(Data records)
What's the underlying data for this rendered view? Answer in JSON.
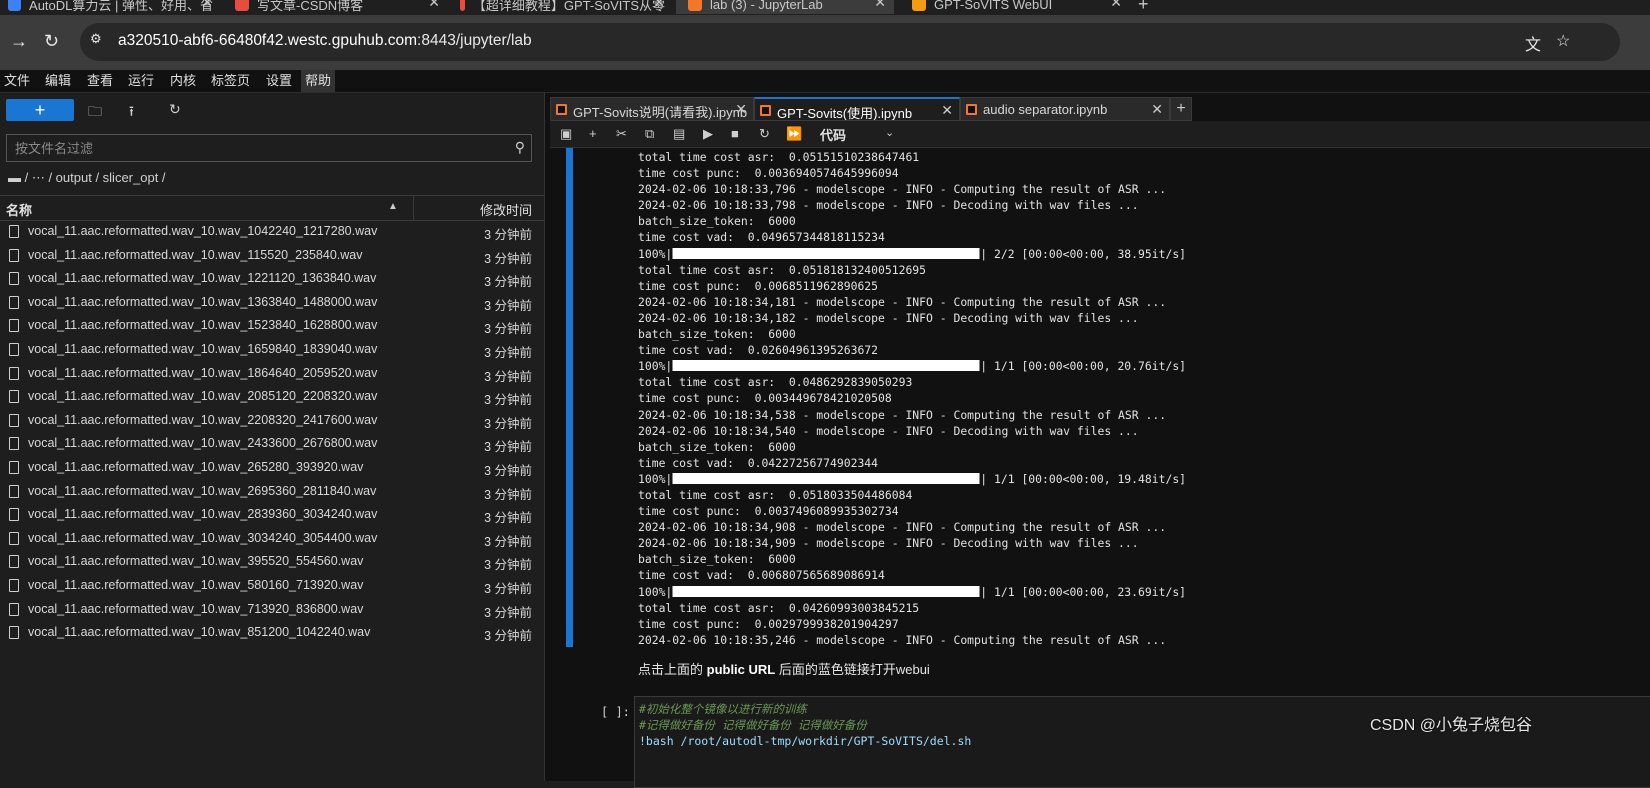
{
  "browser": {
    "tabs": [
      {
        "title": "AutoDL算力云 | 弹性、好用、省",
        "icon_color": "#3b82f6",
        "icon": "autodl-icon"
      },
      {
        "title": "写文章-CSDN博客",
        "icon_color": "#e74c3c",
        "icon": "csdn-icon"
      },
      {
        "title": "【超详细教程】GPT-SoVITS从零",
        "icon_color": "#e74c3c",
        "icon": "csdn-icon"
      },
      {
        "title": "lab (3) - JupyterLab",
        "icon_color": "#f37726",
        "icon": "jupyter-icon"
      },
      {
        "title": "GPT-SoVITS WebUI",
        "icon_color": "#f39c12",
        "icon": "gradio-icon"
      }
    ],
    "url_host": "a320510-abf6-66480f42.westc.gpuhub.com",
    "url_rest": ":8443/jupyter/lab"
  },
  "menu": [
    "文件",
    "编辑",
    "查看",
    "运行",
    "内核",
    "标签页",
    "设置",
    "帮助"
  ],
  "filebrowser": {
    "new_label": "+",
    "filter_placeholder": "按文件名过滤",
    "breadcrumb": "/  ⋯  / output / slicer_opt /",
    "col_name": "名称",
    "col_modified": "修改时间",
    "files": [
      {
        "name": "vocal_11.aac.reformatted.wav_10.wav_1042240_1217280.wav",
        "modified": "3 分钟前"
      },
      {
        "name": "vocal_11.aac.reformatted.wav_10.wav_115520_235840.wav",
        "modified": "3 分钟前"
      },
      {
        "name": "vocal_11.aac.reformatted.wav_10.wav_1221120_1363840.wav",
        "modified": "3 分钟前"
      },
      {
        "name": "vocal_11.aac.reformatted.wav_10.wav_1363840_1488000.wav",
        "modified": "3 分钟前"
      },
      {
        "name": "vocal_11.aac.reformatted.wav_10.wav_1523840_1628800.wav",
        "modified": "3 分钟前"
      },
      {
        "name": "vocal_11.aac.reformatted.wav_10.wav_1659840_1839040.wav",
        "modified": "3 分钟前"
      },
      {
        "name": "vocal_11.aac.reformatted.wav_10.wav_1864640_2059520.wav",
        "modified": "3 分钟前"
      },
      {
        "name": "vocal_11.aac.reformatted.wav_10.wav_2085120_2208320.wav",
        "modified": "3 分钟前"
      },
      {
        "name": "vocal_11.aac.reformatted.wav_10.wav_2208320_2417600.wav",
        "modified": "3 分钟前"
      },
      {
        "name": "vocal_11.aac.reformatted.wav_10.wav_2433600_2676800.wav",
        "modified": "3 分钟前"
      },
      {
        "name": "vocal_11.aac.reformatted.wav_10.wav_265280_393920.wav",
        "modified": "3 分钟前"
      },
      {
        "name": "vocal_11.aac.reformatted.wav_10.wav_2695360_2811840.wav",
        "modified": "3 分钟前"
      },
      {
        "name": "vocal_11.aac.reformatted.wav_10.wav_2839360_3034240.wav",
        "modified": "3 分钟前"
      },
      {
        "name": "vocal_11.aac.reformatted.wav_10.wav_3034240_3054400.wav",
        "modified": "3 分钟前"
      },
      {
        "name": "vocal_11.aac.reformatted.wav_10.wav_395520_554560.wav",
        "modified": "3 分钟前"
      },
      {
        "name": "vocal_11.aac.reformatted.wav_10.wav_580160_713920.wav",
        "modified": "3 分钟前"
      },
      {
        "name": "vocal_11.aac.reformatted.wav_10.wav_713920_836800.wav",
        "modified": "3 分钟前"
      },
      {
        "name": "vocal_11.aac.reformatted.wav_10.wav_851200_1042240.wav",
        "modified": "3 分钟前"
      }
    ]
  },
  "notebook": {
    "tabs": [
      {
        "title": "GPT-Sovits说明(请看我).ipynb",
        "active": false
      },
      {
        "title": "GPT-Sovits(使用).ipynb",
        "active": true
      },
      {
        "title": "audio separator.ipynb",
        "active": false
      }
    ],
    "cell_type": "代码",
    "output_lines": [
      {
        "text": "total time cost asr:  0.05151510238647461"
      },
      {
        "text": "time cost punc:  0.0036940574645996094"
      },
      {
        "text": "2024-02-06 10:18:33,796 - modelscope - INFO - Computing the result of ASR ..."
      },
      {
        "text": "2024-02-06 10:18:33,798 - modelscope - INFO - Decoding with wav files ..."
      },
      {
        "text": "batch_size_token:  6000"
      },
      {
        "text": "time cost vad:  0.049657344818115234"
      },
      {
        "pre": "100%|",
        "progress": 1.0,
        "text": "| 2/2 [00:00<00:00, 38.95it/s]"
      },
      {
        "text": "total time cost asr:  0.05181813240051269​5"
      },
      {
        "text": "time cost punc:  0.0068511962890625"
      },
      {
        "text": "2024-02-06 10:18:34,181 - modelscope - INFO - Computing the result of ASR ..."
      },
      {
        "text": "2024-02-06 10:18:34,182 - modelscope - INFO - Decoding with wav files ..."
      },
      {
        "text": "batch_size_token:  6000"
      },
      {
        "text": "time cost vad:  0.02604961395263672"
      },
      {
        "pre": "100%|",
        "progress": 1.0,
        "text": "| 1/1 [00:00<00:00, 20.76it/s]"
      },
      {
        "text": "total time cost asr:  0.0486292839050293"
      },
      {
        "text": "time cost punc:  0.003449678421020508"
      },
      {
        "text": "2024-02-06 10:18:34,538 - modelscope - INFO - Computing the result of ASR ..."
      },
      {
        "text": "2024-02-06 10:18:34,540 - modelscope - INFO - Decoding with wav files ..."
      },
      {
        "text": "batch_size_token:  6000"
      },
      {
        "text": "time cost vad:  0.04227256774902344"
      },
      {
        "pre": "100%|",
        "progress": 1.0,
        "text": "| 1/1 [00:00<00:00, 19.48it/s]"
      },
      {
        "text": "total time cost asr:  0.0518033504486084"
      },
      {
        "text": "time cost punc:  0.003749608993530273​4"
      },
      {
        "text": "2024-02-06 10:18:34,908 - modelscope - INFO - Computing the result of ASR ..."
      },
      {
        "text": "2024-02-06 10:18:34,909 - modelscope - INFO - Decoding with wav files ..."
      },
      {
        "text": "batch_size_token:  6000"
      },
      {
        "text": "time cost vad:  0.006807565689086914"
      },
      {
        "pre": "100%|",
        "progress": 1.0,
        "text": "| 1/1 [00:00<00:00, 23.69it/s]"
      },
      {
        "text": "total time cost asr:  0.04260993003845215"
      },
      {
        "text": "time cost punc:  0.0029799938201904297"
      },
      {
        "text": "2024-02-06 10:18:35,246 - modelscope - INFO - Computing the result of ASR ..."
      }
    ],
    "markdown_before": "点击上面的 ",
    "markdown_bold": "public URL",
    "markdown_after": " 后面的蓝色链接打开webui",
    "code_prompt": "[ ]:",
    "code_lines": [
      {
        "text": "#初始化整个镜像以进行新的训练",
        "kind": "comment"
      },
      {
        "text": "#记得做好备份 记得做好备份 记得做好备份",
        "kind": "comment"
      },
      {
        "text": "!bash /root/autodl-tmp/workdir/GPT-SoVITS/del.sh",
        "kind": "code"
      }
    ]
  },
  "watermark": "CSDN @小兔子烧包谷",
  "colors": {
    "accent": "#1976d2",
    "jupyter_orange": "#f37726"
  }
}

§ **Brief**: Return the listing above in full and without alteration, excluding its pictures.

§ **Exercise answer**:
What's the underlying data for this rendered view? Answer in JSON.
{
  "browser": {
    "tabs": [
      {
        "title": "AutoDL算力云 | 弹性、好用、省",
        "icon_color": "#3b82f6",
        "icon": "autodl-icon"
      },
      {
        "title": "写文章-CSDN博客",
        "icon_color": "#e74c3c",
        "icon": "csdn-icon"
      },
      {
        "title": "【超详细教程】GPT-SoVITS从零",
        "icon_color": "#e74c3c",
        "icon": "csdn-icon"
      },
      {
        "title": "lab (3) - JupyterLab",
        "icon_color": "#f37726",
        "icon": "jupyter-icon"
      },
      {
        "title": "GPT-SoVITS WebUI",
        "icon_color": "#f39c12",
        "icon": "gradio-icon"
      }
    ],
    "url_host": "a320510-abf6-66480f42.westc.gpuhub.com",
    "url_rest": ":8443/jupyter/lab"
  },
  "menu": [
    "文件",
    "编辑",
    "查看",
    "运行",
    "内核",
    "标签页",
    "设置",
    "帮助"
  ],
  "filebrowser": {
    "new_label": "+",
    "filter_placeholder": "按文件名过滤",
    "breadcrumb": "/  ⋯  / output / slicer_opt /",
    "col_name": "名称",
    "col_modified": "修改时间",
    "files": [
      {
        "name": "vocal_11.aac.reformatted.wav_10.wav_1042240_1217280.wav",
        "modified": "3 分钟前"
      },
      {
        "name": "vocal_11.aac.reformatted.wav_10.wav_115520_235840.wav",
        "modified": "3 分钟前"
      },
      {
        "name": "vocal_11.aac.reformatted.wav_10.wav_1221120_1363840.wav",
        "modified": "3 分钟前"
      },
      {
        "name": "vocal_11.aac.reformatted.wav_10.wav_1363840_1488000.wav",
        "modified": "3 分钟前"
      },
      {
        "name": "vocal_11.aac.reformatted.wav_10.wav_1523840_1628800.wav",
        "modified": "3 分钟前"
      },
      {
        "name": "vocal_11.aac.reformatted.wav_10.wav_1659840_1839040.wav",
        "modified": "3 分钟前"
      },
      {
        "name": "vocal_11.aac.reformatted.wav_10.wav_1864640_2059520.wav",
        "modified": "3 分钟前"
      },
      {
        "name": "vocal_11.aac.reformatted.wav_10.wav_2085120_2208320.wav",
        "modified": "3 分钟前"
      },
      {
        "name": "vocal_11.aac.reformatted.wav_10.wav_2208320_2417600.wav",
        "modified": "3 分钟前"
      },
      {
        "name": "vocal_11.aac.reformatted.wav_10.wav_2433600_2676800.wav",
        "modified": "3 分钟前"
      },
      {
        "name": "vocal_11.aac.reformatted.wav_10.wav_265280_393920.wav",
        "modified": "3 分钟前"
      },
      {
        "name": "vocal_11.aac.reformatted.wav_10.wav_2695360_2811840.wav",
        "modified": "3 分钟前"
      },
      {
        "name": "vocal_11.aac.reformatted.wav_10.wav_2839360_3034240.wav",
        "modified": "3 分钟前"
      },
      {
        "name": "vocal_11.aac.reformatted.wav_10.wav_3034240_3054400.wav",
        "modified": "3 分钟前"
      },
      {
        "name": "vocal_11.aac.reformatted.wav_10.wav_395520_554560.wav",
        "modified": "3 分钟前"
      },
      {
        "name": "vocal_11.aac.reformatted.wav_10.wav_580160_713920.wav",
        "modified": "3 分钟前"
      },
      {
        "name": "vocal_11.aac.reformatted.wav_10.wav_713920_836800.wav",
        "modified": "3 分钟前"
      },
      {
        "name": "vocal_11.aac.reformatted.wav_10.wav_851200_1042240.wav",
        "modified": "3 分钟前"
      }
    ]
  },
  "notebook": {
    "tabs": [
      {
        "title": "GPT-Sovits说明(请看我).ipynb",
        "active": false
      },
      {
        "title": "GPT-Sovits(使用).ipynb",
        "active": true
      },
      {
        "title": "audio separator.ipynb",
        "active": false
      }
    ],
    "cell_type": "代码",
    "output_lines": [
      {
        "text": "total time cost asr:  0.05151510238647461"
      },
      {
        "text": "time cost punc:  0.0036940574645996094"
      },
      {
        "text": "2024-02-06 10:18:33,796 - modelscope - INFO - Computing the result of ASR ..."
      },
      {
        "text": "2024-02-06 10:18:33,798 - modelscope - INFO - Decoding with wav files ..."
      },
      {
        "text": "batch_size_token:  6000"
      },
      {
        "text": "time cost vad:  0.049657344818115234"
      },
      {
        "pre": "100%|",
        "progress": 1.0,
        "text": "| 2/2 [00:00<00:00, 38.95it/s]"
      },
      {
        "text": "total time cost asr:  0.05181813240051269​5"
      },
      {
        "text": "time cost punc:  0.0068511962890625"
      },
      {
        "text": "2024-02-06 10:18:34,181 - modelscope - INFO - Computing the result of ASR ..."
      },
      {
        "text": "2024-02-06 10:18:34,182 - modelscope - INFO - Decoding with wav files ..."
      },
      {
        "text": "batch_size_token:  6000"
      },
      {
        "text": "time cost vad:  0.02604961395263672"
      },
      {
        "pre": "100%|",
        "progress": 1.0,
        "text": "| 1/1 [00:00<00:00, 20.76it/s]"
      },
      {
        "text": "total time cost asr:  0.0486292839050293"
      },
      {
        "text": "time cost punc:  0.003449678421020508"
      },
      {
        "text": "2024-02-06 10:18:34,538 - modelscope - INFO - Computing the result of ASR ..."
      },
      {
        "text": "2024-02-06 10:18:34,540 - modelscope - INFO - Decoding with wav files ..."
      },
      {
        "text": "batch_size_token:  6000"
      },
      {
        "text": "time cost vad:  0.04227256774902344"
      },
      {
        "pre": "100%|",
        "progress": 1.0,
        "text": "| 1/1 [00:00<00:00, 19.48it/s]"
      },
      {
        "text": "total time cost asr:  0.0518033504486084"
      },
      {
        "text": "time cost punc:  0.003749608993530273​4"
      },
      {
        "text": "2024-02-06 10:18:34,908 - modelscope - INFO - Computing the result of ASR ..."
      },
      {
        "text": "2024-02-06 10:18:34,909 - modelscope - INFO - Decoding with wav files ..."
      },
      {
        "text": "batch_size_token:  6000"
      },
      {
        "text": "time cost vad:  0.006807565689086914"
      },
      {
        "pre": "100%|",
        "progress": 1.0,
        "text": "| 1/1 [00:00<00:00, 23.69it/s]"
      },
      {
        "text": "total time cost asr:  0.04260993003845215"
      },
      {
        "text": "time cost punc:  0.0029799938201904297"
      },
      {
        "text": "2024-02-06 10:18:35,246 - modelscope - INFO - Computing the result of ASR ..."
      }
    ],
    "markdown_before": "点击上面的 ",
    "markdown_bold": "public URL",
    "markdown_after": " 后面的蓝色链接打开webui",
    "code_prompt": "[ ]:",
    "code_lines": [
      {
        "text": "#初始化整个镜像以进行新的训练",
        "kind": "comment"
      },
      {
        "text": "#记得做好备份 记得做好备份 记得做好备份",
        "kind": "comment"
      },
      {
        "text": "!bash /root/autodl-tmp/workdir/GPT-SoVITS/del.sh",
        "kind": "code"
      }
    ]
  },
  "watermark": "CSDN @小兔子烧包谷",
  "colors": {
    "accent": "#1976d2",
    "jupyter_orange": "#f37726"
  }
}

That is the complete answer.